* **Challenge 1**
In the 2012 Outback Bowl article, condense the paragraph beginning "Michigan State entered the game" into a short bulleted list that keeps its main facts.

* **Selected excerpt**
**********

- Date: January 2, 2012
- Season: 2011
- Stadium: Raymond James Stadium
- Location: Tampa, Florida
- MVP: Brandon Boykin (DB, Georgia)
- Favorite: Georgia by 3
- Referee: Ed Ardito (C-USA)
- Attendance: 49,429
- Payout: US$3.4 million per team

United States TV coverage
- Network: ABC
- Announcers: Mike Tirico (Play-by-Play) Jon Gruden (Analyst) Jenn Brown (Sidelines)
- Nielsen ratings: 5.14

= 2012 Outback Bowl =

The 2012 Outback Bowl was a post-season American college football bowl game, held on January 2, 2012, at Raymond James Stadium in Tampa, Florida, as part of the 2011–12 NCAA Bowl season. It was the 26th edition of the Outback Bowl, and was telecast at 1:00 p.m. ET to a national audience on ABC. It featured the Georgia Bulldogs from the Southeastern Conference (SEC) versus the Michigan State Spartans from the Big Ten Conference. Michigan State won, 33–30, in the third overtime period.

==Teams==
The Spartans and Bulldogs had met two times before. Georgia held a 2–0 all-time record against Michigan State coming into the game.

===Georgia===

Georgia entered the game with a 10–3 record as the SEC East Division champion. In the 2011 SEC Championship Game, Georgia lost to LSU 10–42. The Bulldog's defense entered the game ranked 3rd in the FBS in totals yards allowed, allowing only 268.5 yards per game.

===Michigan State===

Michigan State entered the game with a 10–3 record as the Big Ten's Legends Division champion. In the 2011 Big Ten Football Championship Game, MSU lost to Wisconsin 39–42. The Spartan's defense entered the game ranked 5th in the FBS in total yards allowed, allowing only 272.7 yards per game. MSU also entered having lost 5 straight bowl games. The Spartan's last bowl win was the 2001 Silicon Valley Football Classic, where the Spartans beat the Fresno State Bulldogs 44–35.

==Game summary==
The Bulldogs scored first when Brandon Boykin tackled Keshawn Martin in the end zone for a safety. On the ensuing drive, the Bulldogs drove to MSU's 5-yard line. However, on a 4th-and-1 play at the 5-yard line, UGA's Ken Malcome was stopped for a 1-yard loss, turning the ball over to MSU. The rest of the 1st quarter remained scoreless.

**********

Layout coordinate data
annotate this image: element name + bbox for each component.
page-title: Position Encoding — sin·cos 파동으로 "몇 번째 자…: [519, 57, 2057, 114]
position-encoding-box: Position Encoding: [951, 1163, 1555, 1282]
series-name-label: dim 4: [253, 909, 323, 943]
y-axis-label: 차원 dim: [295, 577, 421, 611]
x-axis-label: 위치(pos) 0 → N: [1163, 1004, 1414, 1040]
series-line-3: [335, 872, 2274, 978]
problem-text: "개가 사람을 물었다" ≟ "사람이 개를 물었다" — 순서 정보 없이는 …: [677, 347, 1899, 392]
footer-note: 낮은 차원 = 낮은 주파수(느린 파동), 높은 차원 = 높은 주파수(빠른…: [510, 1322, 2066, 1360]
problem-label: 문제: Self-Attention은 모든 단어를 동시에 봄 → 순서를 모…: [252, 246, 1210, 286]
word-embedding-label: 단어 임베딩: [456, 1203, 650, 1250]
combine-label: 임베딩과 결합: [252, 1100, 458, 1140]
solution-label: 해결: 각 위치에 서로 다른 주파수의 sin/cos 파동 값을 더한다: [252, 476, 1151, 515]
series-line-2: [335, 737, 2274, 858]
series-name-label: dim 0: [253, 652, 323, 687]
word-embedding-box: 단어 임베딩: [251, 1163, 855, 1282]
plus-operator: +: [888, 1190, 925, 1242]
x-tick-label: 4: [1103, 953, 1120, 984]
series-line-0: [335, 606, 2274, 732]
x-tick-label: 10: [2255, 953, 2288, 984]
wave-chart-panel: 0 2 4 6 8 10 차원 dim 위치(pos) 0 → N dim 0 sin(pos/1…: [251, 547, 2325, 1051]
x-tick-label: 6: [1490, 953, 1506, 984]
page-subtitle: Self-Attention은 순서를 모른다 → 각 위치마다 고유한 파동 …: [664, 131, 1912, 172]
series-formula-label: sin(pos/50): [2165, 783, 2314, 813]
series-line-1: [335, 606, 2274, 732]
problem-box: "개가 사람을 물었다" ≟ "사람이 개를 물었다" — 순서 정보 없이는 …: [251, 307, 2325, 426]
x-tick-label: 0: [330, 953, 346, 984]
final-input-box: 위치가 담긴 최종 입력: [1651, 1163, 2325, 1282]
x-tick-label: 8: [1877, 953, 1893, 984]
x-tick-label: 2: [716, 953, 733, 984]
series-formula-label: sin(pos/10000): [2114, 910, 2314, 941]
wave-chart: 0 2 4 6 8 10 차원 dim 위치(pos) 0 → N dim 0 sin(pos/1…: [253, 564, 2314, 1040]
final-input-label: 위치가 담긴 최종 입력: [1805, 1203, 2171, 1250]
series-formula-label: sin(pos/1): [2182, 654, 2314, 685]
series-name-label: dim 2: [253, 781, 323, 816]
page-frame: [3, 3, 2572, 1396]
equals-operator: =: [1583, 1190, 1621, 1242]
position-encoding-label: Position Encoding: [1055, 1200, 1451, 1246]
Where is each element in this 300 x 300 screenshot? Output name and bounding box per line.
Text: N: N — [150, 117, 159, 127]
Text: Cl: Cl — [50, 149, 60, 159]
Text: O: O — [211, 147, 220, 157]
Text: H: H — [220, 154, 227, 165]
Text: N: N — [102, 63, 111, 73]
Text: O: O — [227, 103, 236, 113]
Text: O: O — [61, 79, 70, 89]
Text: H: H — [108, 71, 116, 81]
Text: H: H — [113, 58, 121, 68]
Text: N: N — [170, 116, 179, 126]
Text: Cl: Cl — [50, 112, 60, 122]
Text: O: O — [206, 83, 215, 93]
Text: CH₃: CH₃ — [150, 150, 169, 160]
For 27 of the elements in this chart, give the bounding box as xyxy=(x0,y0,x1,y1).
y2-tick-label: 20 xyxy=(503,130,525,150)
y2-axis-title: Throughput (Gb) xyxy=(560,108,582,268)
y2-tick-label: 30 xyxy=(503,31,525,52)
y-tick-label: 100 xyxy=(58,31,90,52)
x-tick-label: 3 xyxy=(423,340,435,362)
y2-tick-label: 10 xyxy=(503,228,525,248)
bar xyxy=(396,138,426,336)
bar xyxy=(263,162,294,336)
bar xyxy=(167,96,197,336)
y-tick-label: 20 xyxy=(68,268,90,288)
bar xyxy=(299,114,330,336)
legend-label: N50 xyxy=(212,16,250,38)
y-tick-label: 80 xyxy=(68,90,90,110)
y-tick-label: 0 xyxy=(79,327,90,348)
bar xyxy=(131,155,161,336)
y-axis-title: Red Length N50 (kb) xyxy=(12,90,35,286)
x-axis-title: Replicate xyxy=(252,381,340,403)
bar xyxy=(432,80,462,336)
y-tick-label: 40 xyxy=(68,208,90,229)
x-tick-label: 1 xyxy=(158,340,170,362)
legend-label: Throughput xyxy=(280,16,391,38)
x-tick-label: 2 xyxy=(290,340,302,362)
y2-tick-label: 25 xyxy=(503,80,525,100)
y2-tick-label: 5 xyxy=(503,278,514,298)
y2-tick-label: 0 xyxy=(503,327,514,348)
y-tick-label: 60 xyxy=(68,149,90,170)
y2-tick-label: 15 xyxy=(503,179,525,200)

**********

* **Challenge 2**
Copy the lines of the records verbatim, starting at the first line of the records and ending at the line that contains "series-name-label: dim 4: [253, 909, 323, 943]", with both of those lines included.

* **Correct result 1**
- Michigan State came into the game at 10–3 as champion of the Big Ten's Legends Division.
- The Spartans lost the 2011 Big Ten Football Championship Game to Wisconsin, 39–42.
- Their defense ranked 5th in the FBS in total yards allowed, giving up only 272.7 yards per game.
- MSU had lost 5 straight bowl games.
- Its last bowl win was the 2001 Silicon Valley Football Classic, a 44–35 victory over the Fresno State Bulldogs.

* **Correct result 2**
annotate this image: element name + bbox for each component.
page-title: Position Encoding — sin·cos 파동으로 "몇 번째 자…: [519, 57, 2057, 114]
position-encoding-box: Position Encoding: [951, 1163, 1555, 1282]
series-name-label: dim 4: [253, 909, 323, 943]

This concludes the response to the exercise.